What is asked »
State how many lines of the entries hold the string "noise", and nothing more.

(Records about charts and figures)
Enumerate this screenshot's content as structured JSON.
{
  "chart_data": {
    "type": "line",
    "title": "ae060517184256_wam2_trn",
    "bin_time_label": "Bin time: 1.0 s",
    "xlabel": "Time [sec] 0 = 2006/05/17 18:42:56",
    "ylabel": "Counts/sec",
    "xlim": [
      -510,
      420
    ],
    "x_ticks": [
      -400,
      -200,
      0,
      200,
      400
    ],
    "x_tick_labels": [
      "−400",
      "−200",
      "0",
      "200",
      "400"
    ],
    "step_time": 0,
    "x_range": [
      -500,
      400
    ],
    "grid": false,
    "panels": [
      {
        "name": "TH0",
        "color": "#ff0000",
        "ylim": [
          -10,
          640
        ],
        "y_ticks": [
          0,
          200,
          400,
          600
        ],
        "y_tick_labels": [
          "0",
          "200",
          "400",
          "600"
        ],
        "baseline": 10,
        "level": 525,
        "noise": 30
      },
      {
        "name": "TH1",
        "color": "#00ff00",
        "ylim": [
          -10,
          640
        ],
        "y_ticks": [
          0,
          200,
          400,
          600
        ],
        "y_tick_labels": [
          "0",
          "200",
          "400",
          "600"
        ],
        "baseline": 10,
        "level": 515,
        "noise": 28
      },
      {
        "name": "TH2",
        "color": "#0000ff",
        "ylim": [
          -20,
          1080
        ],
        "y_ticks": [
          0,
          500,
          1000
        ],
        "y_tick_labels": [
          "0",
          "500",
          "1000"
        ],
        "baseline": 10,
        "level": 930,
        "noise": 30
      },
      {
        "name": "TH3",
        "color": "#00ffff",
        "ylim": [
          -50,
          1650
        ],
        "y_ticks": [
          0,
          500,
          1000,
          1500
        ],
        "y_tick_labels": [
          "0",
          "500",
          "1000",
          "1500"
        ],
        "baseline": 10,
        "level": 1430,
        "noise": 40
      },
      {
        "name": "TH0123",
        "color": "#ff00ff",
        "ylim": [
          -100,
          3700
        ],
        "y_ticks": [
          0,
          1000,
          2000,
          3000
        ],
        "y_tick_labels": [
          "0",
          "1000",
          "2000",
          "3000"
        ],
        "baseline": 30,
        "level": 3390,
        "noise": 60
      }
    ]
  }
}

---

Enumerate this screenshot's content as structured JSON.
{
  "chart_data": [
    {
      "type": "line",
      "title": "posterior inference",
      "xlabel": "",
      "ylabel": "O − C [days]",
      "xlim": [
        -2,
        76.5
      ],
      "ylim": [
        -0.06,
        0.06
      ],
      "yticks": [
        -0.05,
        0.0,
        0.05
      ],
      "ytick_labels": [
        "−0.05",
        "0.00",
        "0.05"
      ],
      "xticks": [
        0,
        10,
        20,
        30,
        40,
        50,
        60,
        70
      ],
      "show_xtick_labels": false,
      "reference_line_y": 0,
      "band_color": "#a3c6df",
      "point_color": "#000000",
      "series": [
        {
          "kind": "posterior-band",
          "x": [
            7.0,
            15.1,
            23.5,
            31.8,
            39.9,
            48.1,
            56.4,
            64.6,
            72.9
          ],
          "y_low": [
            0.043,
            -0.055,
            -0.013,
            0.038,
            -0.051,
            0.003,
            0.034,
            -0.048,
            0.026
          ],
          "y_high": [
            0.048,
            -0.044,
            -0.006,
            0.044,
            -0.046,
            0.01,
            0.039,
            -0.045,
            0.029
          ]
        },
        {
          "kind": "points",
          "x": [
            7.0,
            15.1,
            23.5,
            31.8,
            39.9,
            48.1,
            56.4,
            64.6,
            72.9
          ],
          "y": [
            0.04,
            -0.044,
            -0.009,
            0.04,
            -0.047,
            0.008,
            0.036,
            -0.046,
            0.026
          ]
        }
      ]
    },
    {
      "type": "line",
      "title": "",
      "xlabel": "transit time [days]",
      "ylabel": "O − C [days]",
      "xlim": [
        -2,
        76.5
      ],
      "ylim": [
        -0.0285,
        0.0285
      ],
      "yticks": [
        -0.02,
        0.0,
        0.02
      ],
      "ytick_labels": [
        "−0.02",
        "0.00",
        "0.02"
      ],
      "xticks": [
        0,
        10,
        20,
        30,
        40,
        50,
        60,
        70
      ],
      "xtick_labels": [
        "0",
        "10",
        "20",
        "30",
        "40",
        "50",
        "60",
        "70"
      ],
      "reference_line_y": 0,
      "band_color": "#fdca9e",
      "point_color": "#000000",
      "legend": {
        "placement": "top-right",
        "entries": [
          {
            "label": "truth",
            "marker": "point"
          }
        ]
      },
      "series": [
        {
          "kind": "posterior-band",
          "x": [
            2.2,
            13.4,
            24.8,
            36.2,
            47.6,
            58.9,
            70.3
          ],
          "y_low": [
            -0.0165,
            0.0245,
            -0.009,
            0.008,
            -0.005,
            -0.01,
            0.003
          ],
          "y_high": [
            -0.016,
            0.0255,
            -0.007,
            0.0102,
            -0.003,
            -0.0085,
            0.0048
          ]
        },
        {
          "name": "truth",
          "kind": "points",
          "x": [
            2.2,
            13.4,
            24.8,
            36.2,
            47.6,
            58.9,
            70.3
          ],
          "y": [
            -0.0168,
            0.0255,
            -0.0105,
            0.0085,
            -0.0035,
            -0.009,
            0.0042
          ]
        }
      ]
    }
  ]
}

The answer »
5